The records that follow are to be repeated exactly, with the pictures removed.
>> Start RECORDS TO PROCESS
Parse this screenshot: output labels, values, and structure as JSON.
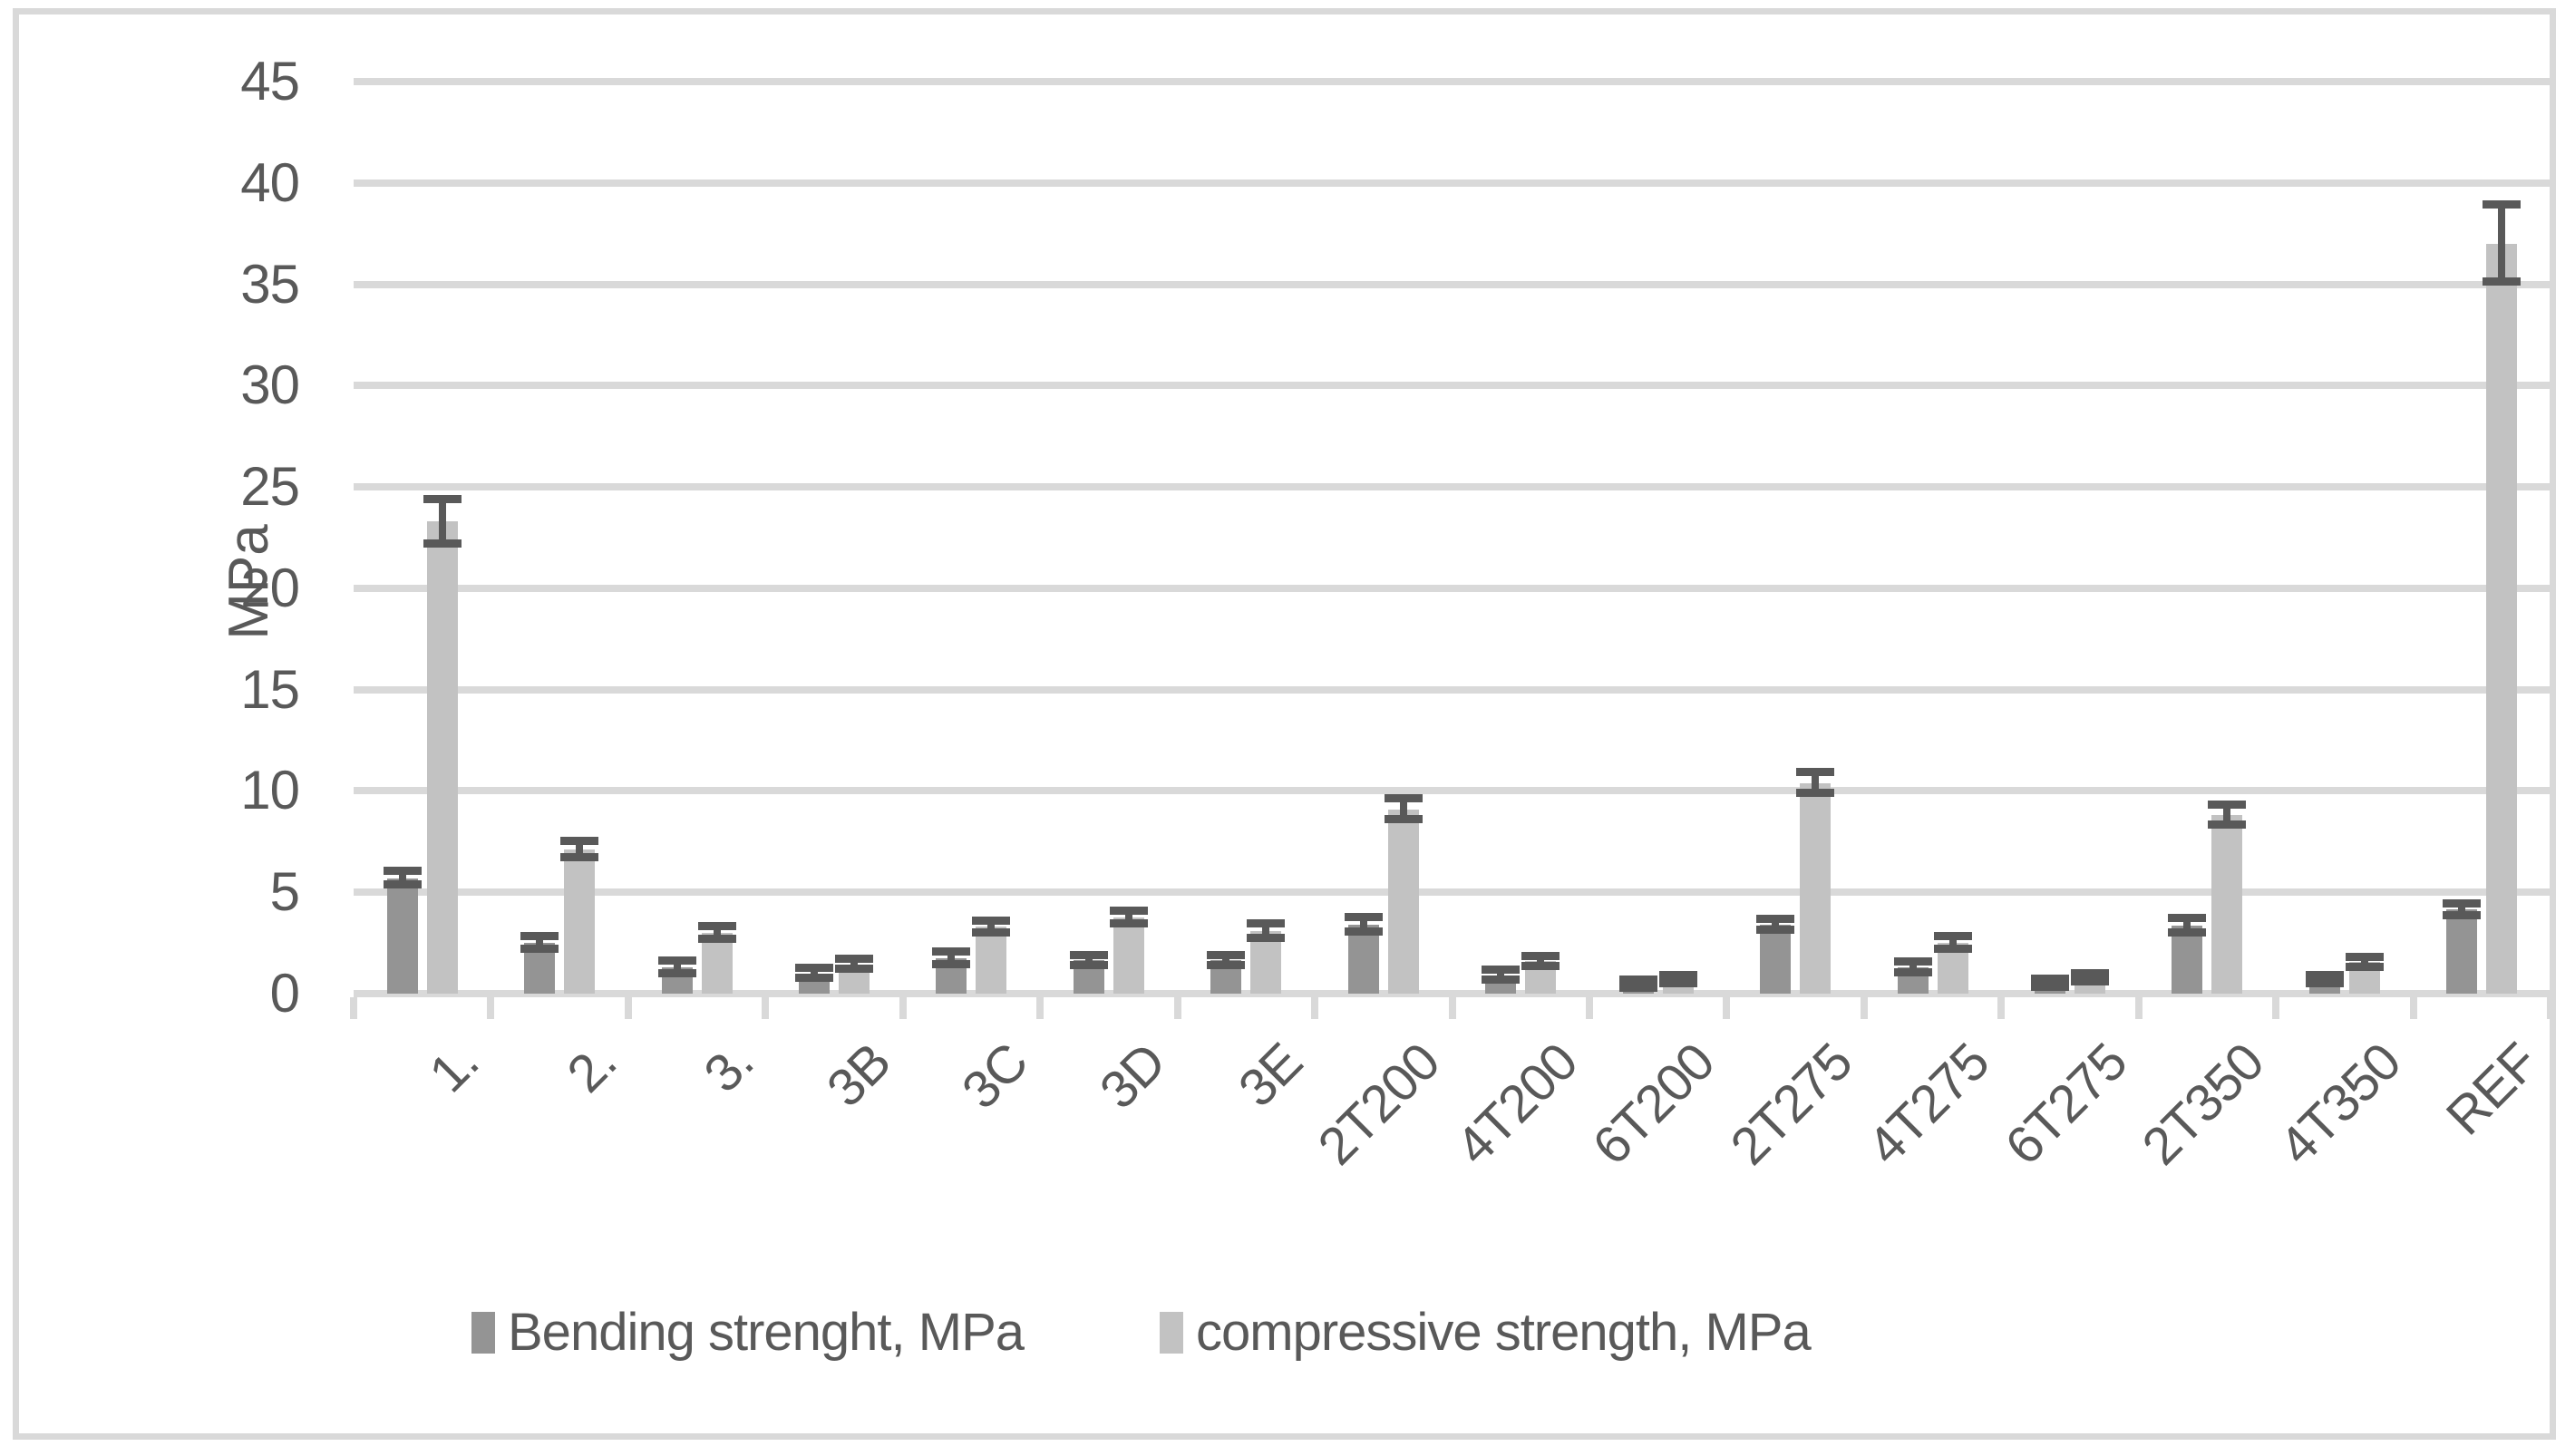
{
  "figure": {
    "background": "#ffffff",
    "border_color": "#d9d9d9",
    "text_color": "#595959",
    "gridline_color": "#d9d9d9",
    "error_bar_color": "#595959"
  },
  "chart_data": {
    "type": "bar",
    "title": "",
    "xlabel": "",
    "ylabel": "MPa",
    "ylim": [
      0,
      45
    ],
    "ytick_step": 5,
    "ytick_labels": [
      "0",
      "5",
      "10",
      "15",
      "20",
      "25",
      "30",
      "35",
      "40",
      "45"
    ],
    "grid": true,
    "legend_position": "bottom",
    "categories": [
      "1.",
      "2.",
      "3.",
      "3B",
      "3C",
      "3D",
      "3E",
      "2T200",
      "4T200",
      "6T200",
      "2T275",
      "4T275",
      "6T275",
      "2T350",
      "4T350",
      "REF"
    ],
    "series": [
      {
        "name": "Bending strenght, MPa",
        "color": "#949494",
        "values": [
          5.7,
          2.5,
          1.3,
          1.0,
          1.75,
          1.65,
          1.65,
          3.4,
          0.9,
          0.45,
          3.4,
          1.3,
          0.5,
          3.35,
          0.7,
          4.15
        ],
        "errors": [
          0.35,
          0.3,
          0.3,
          0.25,
          0.3,
          0.25,
          0.25,
          0.35,
          0.25,
          0.2,
          0.25,
          0.25,
          0.2,
          0.35,
          0.2,
          0.3
        ]
      },
      {
        "name": "compressive strength, MPa",
        "color": "#c2c2c2",
        "values": [
          23.3,
          7.1,
          3.0,
          1.45,
          3.3,
          3.75,
          3.1,
          9.1,
          1.6,
          0.7,
          10.4,
          2.5,
          0.8,
          8.8,
          1.55,
          37.0
        ],
        "errors": [
          1.1,
          0.4,
          0.3,
          0.25,
          0.3,
          0.3,
          0.35,
          0.5,
          0.25,
          0.2,
          0.5,
          0.3,
          0.2,
          0.5,
          0.25,
          1.9
        ]
      }
    ]
  }
}
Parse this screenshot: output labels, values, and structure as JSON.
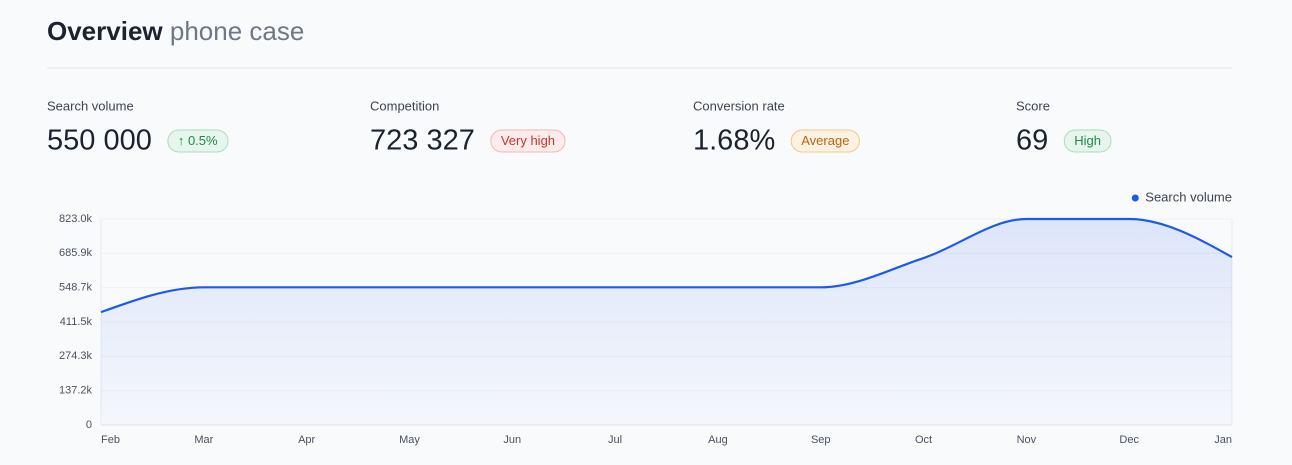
{
  "header": {
    "title": "Overview",
    "subtitle": "phone case"
  },
  "stats": [
    {
      "label": "Search volume",
      "value": "550 000",
      "badge": "↑ 0.5%"
    },
    {
      "label": "Competition",
      "value": "723 327",
      "badge": "Very high"
    },
    {
      "label": "Conversion rate",
      "value": "1.68%",
      "badge": "Average"
    },
    {
      "label": "Score",
      "value": "69",
      "badge": "High"
    }
  ],
  "chart_data": {
    "type": "line",
    "categories": [
      "Feb",
      "Mar",
      "Apr",
      "May",
      "Jun",
      "Jul",
      "Aug",
      "Sep",
      "Oct",
      "Nov",
      "Dec",
      "Jan"
    ],
    "series": [
      {
        "name": "Search volume",
        "color": "#1d5ae6",
        "values": [
          451000,
          550000,
          550000,
          550000,
          550000,
          550000,
          550000,
          550000,
          667000,
          823000,
          823000,
          671000
        ]
      }
    ],
    "ylim": [
      0,
      823000
    ],
    "yticks": [
      0,
      {
        "value": 137200,
        "label": "137.2k"
      },
      {
        "value": 274300,
        "label": "274.3k"
      },
      {
        "value": 411500,
        "label": "411.5k"
      },
      {
        "value": 548700,
        "label": "548.7k"
      },
      {
        "value": 685900,
        "label": "685.9k"
      },
      {
        "value": 823000,
        "label": "823.0k"
      }
    ],
    "grid": true,
    "legend": "top-right",
    "fill": true
  }
}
>> End RECORDS TO PROCESS
FULL SOLUTION:
Parse this screenshot: output labels, values, and structure as JSON.
{
  "figure": {
    "background": "#ffffff",
    "border_color": "#d9d9d9",
    "text_color": "#595959",
    "gridline_color": "#d9d9d9",
    "error_bar_color": "#595959"
  },
  "chart_data": {
    "type": "bar",
    "title": "",
    "xlabel": "",
    "ylabel": "MPa",
    "ylim": [
      0,
      45
    ],
    "ytick_step": 5,
    "ytick_labels": [
      "0",
      "5",
      "10",
      "15",
      "20",
      "25",
      "30",
      "35",
      "40",
      "45"
    ],
    "grid": true,
    "legend_position": "bottom",
    "categories": [
      "1.",
      "2.",
      "3.",
      "3B",
      "3C",
      "3D",
      "3E",
      "2T200",
      "4T200",
      "6T200",
      "2T275",
      "4T275",
      "6T275",
      "2T350",
      "4T350",
      "REF"
    ],
    "series": [
      {
        "name": "Bending strenght, MPa",
        "color": "#949494",
        "values": [
          5.7,
          2.5,
          1.3,
          1.0,
          1.75,
          1.65,
          1.65,
          3.4,
          0.9,
          0.45,
          3.4,
          1.3,
          0.5,
          3.35,
          0.7,
          4.15
        ],
        "errors": [
          0.35,
          0.3,
          0.3,
          0.25,
          0.3,
          0.25,
          0.25,
          0.35,
          0.25,
          0.2,
          0.25,
          0.25,
          0.2,
          0.35,
          0.2,
          0.3
        ]
      },
      {
        "name": "compressive strength, MPa",
        "color": "#c2c2c2",
        "values": [
          23.3,
          7.1,
          3.0,
          1.45,
          3.3,
          3.75,
          3.1,
          9.1,
          1.6,
          0.7,
          10.4,
          2.5,
          0.8,
          8.8,
          1.55,
          37.0
        ],
        "errors": [
          1.1,
          0.4,
          0.3,
          0.25,
          0.3,
          0.3,
          0.35,
          0.5,
          0.25,
          0.2,
          0.5,
          0.3,
          0.2,
          0.5,
          0.25,
          1.9
        ]
      }
    ]
  }
}
Parse this screenshot: output labels, values, and structure as JSON.
{
  "header": {
    "title": "Overview",
    "subtitle": "phone case"
  },
  "stats": [
    {
      "label": "Search volume",
      "value": "550 000",
      "badge": "↑ 0.5%"
    },
    {
      "label": "Competition",
      "value": "723 327",
      "badge": "Very high"
    },
    {
      "label": "Conversion rate",
      "value": "1.68%",
      "badge": "Average"
    },
    {
      "label": "Score",
      "value": "69",
      "badge": "High"
    }
  ],
  "chart_data": {
    "type": "line",
    "categories": [
      "Feb",
      "Mar",
      "Apr",
      "May",
      "Jun",
      "Jul",
      "Aug",
      "Sep",
      "Oct",
      "Nov",
      "Dec",
      "Jan"
    ],
    "series": [
      {
        "name": "Search volume",
        "color": "#1d5ae6",
        "values": [
          451000,
          550000,
          550000,
          550000,
          550000,
          550000,
          550000,
          550000,
          667000,
          823000,
          823000,
          671000
        ]
      }
    ],
    "ylim": [
      0,
      823000
    ],
    "yticks": [
      0,
      {
        "value": 137200,
        "label": "137.2k"
      },
      {
        "value": 274300,
        "label": "274.3k"
      },
      {
        "value": 411500,
        "label": "411.5k"
      },
      {
        "value": 548700,
        "label": "548.7k"
      },
      {
        "value": 685900,
        "label": "685.9k"
      },
      {
        "value": 823000,
        "label": "823.0k"
      }
    ],
    "grid": true,
    "legend": "top-right",
    "fill": true
  }
}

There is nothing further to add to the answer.